### Records to process
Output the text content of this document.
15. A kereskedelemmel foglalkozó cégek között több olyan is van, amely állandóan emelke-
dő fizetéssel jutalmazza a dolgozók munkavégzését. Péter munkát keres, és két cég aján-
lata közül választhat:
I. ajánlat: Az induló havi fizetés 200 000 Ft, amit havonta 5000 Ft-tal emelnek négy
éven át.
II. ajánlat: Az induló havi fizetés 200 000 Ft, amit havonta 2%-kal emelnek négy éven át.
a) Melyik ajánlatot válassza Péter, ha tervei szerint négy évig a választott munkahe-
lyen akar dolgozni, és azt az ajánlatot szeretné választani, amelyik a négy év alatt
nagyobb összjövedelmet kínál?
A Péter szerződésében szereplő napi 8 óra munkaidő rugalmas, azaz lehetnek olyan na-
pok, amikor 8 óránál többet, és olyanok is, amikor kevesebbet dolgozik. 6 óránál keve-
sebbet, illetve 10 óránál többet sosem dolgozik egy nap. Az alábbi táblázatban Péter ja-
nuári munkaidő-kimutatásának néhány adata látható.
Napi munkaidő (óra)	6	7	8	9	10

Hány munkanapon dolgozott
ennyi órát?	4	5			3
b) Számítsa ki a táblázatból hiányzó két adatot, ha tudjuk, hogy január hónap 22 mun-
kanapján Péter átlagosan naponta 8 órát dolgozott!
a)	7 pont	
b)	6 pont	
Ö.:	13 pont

### Problem requirements
Pick out each line in the material containing "dolgozik".

### Final result
pok, amikor 8 óránál többet, és olyanok is, amikor kevesebbet dolgozik. 6 óránál keve-
sebbet, illetve 10 óránál többet sosem dolgozik egy nap. Az alábbi táblázatban Péter ja-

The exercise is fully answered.